## Exercise prompt
Only a number is wanted. Count the lines holding the string "watermark".

|---|

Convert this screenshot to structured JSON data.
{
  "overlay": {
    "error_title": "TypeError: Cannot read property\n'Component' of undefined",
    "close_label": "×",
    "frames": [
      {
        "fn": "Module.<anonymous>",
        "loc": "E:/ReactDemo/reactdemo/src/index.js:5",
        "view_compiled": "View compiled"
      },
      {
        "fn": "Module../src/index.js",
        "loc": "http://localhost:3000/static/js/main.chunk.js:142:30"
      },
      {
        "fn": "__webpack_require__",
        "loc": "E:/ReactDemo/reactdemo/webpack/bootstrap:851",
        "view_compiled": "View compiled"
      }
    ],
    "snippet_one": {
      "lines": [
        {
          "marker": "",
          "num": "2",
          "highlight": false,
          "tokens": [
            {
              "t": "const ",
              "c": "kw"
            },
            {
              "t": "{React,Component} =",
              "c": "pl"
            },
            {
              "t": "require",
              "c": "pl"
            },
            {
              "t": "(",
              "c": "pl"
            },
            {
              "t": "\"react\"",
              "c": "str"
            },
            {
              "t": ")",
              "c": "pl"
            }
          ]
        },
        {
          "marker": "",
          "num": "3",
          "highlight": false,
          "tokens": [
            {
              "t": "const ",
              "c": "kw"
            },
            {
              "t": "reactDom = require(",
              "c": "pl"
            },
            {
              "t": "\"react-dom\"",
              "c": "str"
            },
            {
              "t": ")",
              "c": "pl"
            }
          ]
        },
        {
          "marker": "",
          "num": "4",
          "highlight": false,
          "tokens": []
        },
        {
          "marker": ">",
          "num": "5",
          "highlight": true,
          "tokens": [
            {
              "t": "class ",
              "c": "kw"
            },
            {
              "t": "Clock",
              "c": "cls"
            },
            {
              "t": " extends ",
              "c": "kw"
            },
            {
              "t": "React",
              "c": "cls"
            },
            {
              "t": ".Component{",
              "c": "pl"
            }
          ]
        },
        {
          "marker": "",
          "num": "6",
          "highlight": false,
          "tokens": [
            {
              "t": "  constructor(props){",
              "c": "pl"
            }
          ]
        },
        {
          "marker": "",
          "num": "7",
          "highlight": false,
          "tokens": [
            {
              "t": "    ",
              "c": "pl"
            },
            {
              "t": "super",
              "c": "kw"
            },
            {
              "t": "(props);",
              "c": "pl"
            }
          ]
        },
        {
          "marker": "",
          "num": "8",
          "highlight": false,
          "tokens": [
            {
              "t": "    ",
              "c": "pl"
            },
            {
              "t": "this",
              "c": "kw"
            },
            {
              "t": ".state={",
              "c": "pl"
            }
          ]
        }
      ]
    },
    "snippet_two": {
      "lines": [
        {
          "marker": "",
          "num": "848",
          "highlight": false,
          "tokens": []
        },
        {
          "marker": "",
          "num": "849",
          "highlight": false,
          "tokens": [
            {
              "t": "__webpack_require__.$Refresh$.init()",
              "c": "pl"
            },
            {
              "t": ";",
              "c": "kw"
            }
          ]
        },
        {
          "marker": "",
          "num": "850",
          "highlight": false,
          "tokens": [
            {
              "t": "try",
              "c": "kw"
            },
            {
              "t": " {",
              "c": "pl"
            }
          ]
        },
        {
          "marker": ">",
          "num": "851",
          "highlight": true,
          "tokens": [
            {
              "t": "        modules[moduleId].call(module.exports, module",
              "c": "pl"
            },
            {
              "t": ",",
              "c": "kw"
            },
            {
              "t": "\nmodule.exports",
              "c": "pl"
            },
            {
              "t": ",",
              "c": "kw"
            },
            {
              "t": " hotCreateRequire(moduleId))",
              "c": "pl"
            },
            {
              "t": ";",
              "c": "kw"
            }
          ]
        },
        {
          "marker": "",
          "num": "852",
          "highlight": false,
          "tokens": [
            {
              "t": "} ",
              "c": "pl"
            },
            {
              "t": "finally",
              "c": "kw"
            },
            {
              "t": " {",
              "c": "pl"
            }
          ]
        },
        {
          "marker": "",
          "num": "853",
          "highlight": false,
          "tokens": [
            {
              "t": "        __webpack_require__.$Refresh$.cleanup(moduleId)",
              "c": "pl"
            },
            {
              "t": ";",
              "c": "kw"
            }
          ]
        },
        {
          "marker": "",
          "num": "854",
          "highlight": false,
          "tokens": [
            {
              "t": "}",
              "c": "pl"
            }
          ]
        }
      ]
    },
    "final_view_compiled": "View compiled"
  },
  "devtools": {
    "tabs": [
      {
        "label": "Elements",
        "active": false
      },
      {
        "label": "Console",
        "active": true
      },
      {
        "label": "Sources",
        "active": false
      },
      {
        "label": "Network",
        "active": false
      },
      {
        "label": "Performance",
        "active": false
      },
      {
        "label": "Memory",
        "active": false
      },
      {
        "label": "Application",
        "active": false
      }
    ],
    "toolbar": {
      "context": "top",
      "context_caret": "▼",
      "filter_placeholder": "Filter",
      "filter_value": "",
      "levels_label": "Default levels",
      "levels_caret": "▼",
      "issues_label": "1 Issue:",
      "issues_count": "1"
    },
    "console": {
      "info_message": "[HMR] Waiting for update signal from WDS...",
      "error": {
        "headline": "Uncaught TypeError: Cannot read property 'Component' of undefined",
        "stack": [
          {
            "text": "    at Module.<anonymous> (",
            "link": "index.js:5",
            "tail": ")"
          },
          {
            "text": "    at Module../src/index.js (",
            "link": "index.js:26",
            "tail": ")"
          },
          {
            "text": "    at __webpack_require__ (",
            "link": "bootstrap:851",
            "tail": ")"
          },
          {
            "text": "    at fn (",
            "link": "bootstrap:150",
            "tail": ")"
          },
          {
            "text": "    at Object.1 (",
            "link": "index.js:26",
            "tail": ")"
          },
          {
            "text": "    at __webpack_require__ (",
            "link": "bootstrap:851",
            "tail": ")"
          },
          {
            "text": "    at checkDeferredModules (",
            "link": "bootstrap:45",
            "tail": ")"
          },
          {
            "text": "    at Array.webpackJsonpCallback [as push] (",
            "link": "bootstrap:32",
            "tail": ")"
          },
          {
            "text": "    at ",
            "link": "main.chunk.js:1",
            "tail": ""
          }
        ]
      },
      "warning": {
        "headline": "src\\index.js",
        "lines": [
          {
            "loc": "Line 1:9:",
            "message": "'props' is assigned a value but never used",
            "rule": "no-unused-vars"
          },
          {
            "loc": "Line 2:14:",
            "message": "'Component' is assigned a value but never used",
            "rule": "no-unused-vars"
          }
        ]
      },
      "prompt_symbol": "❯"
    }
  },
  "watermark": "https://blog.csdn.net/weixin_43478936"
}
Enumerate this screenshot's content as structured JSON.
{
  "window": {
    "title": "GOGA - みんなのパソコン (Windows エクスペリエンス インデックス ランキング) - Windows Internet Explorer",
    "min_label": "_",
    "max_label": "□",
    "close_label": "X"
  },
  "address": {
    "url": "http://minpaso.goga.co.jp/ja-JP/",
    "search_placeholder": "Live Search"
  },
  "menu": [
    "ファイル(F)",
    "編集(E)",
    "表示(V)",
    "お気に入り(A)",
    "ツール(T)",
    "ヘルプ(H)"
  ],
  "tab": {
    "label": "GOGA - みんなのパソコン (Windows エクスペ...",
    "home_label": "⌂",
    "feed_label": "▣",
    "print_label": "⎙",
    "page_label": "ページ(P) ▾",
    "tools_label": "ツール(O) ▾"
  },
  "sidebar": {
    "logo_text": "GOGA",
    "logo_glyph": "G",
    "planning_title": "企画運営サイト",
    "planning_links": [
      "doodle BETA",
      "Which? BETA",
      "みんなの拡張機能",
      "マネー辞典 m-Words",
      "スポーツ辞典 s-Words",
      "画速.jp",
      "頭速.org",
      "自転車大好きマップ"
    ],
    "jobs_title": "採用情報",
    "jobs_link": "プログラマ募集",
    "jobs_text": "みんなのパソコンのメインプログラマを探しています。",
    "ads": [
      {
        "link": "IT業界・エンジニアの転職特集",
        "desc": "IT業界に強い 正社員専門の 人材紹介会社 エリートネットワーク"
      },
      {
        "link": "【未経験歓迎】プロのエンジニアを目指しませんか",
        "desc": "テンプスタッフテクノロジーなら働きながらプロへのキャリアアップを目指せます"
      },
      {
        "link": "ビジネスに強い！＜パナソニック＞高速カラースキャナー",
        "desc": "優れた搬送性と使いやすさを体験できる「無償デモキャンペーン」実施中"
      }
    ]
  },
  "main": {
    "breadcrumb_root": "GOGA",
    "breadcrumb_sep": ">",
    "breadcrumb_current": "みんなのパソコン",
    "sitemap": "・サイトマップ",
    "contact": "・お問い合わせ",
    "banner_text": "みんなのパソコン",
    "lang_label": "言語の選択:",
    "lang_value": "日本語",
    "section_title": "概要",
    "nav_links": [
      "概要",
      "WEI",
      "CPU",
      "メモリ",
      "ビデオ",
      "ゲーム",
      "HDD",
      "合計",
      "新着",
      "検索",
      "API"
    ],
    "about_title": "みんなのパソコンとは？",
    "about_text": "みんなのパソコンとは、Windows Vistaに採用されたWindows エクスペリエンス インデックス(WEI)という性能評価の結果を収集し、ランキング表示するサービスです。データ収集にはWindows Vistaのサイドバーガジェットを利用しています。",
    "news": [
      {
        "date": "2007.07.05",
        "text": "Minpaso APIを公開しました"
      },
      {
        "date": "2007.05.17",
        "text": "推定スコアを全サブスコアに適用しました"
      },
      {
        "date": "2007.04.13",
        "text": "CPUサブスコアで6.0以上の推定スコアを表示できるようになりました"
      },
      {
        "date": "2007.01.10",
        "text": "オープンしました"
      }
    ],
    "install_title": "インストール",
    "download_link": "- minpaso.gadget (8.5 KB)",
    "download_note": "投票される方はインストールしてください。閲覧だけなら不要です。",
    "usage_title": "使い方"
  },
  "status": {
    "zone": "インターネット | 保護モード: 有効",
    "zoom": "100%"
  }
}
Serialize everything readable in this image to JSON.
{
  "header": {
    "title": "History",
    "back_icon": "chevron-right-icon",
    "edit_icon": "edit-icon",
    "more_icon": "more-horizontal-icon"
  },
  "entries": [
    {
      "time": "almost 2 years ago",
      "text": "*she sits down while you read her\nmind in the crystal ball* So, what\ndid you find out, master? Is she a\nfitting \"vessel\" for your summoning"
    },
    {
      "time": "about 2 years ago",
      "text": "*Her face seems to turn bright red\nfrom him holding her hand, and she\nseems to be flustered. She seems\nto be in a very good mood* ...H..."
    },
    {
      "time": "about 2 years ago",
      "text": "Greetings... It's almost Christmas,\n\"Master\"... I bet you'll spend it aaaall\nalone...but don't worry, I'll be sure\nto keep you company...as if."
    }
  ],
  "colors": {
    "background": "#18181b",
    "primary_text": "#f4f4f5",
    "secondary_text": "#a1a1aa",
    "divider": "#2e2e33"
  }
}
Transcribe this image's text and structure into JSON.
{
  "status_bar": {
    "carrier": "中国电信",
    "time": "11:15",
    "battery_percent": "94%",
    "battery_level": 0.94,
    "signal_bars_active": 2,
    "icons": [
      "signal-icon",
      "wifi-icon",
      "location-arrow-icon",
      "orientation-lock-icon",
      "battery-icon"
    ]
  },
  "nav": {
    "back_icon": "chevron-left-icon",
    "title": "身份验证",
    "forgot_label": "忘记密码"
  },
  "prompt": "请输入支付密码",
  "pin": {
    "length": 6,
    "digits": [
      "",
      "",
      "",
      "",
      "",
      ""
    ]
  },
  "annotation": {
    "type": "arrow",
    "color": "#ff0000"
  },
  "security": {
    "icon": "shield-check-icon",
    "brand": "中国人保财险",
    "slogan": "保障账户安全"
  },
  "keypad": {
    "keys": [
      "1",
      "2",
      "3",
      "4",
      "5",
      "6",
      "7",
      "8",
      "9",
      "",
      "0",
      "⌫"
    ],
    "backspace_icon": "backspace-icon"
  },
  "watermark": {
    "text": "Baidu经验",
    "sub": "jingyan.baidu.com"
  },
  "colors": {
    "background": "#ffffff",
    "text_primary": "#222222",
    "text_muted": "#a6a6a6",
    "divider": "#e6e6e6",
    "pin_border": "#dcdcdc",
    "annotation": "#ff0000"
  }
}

|---|

## Result of this task
2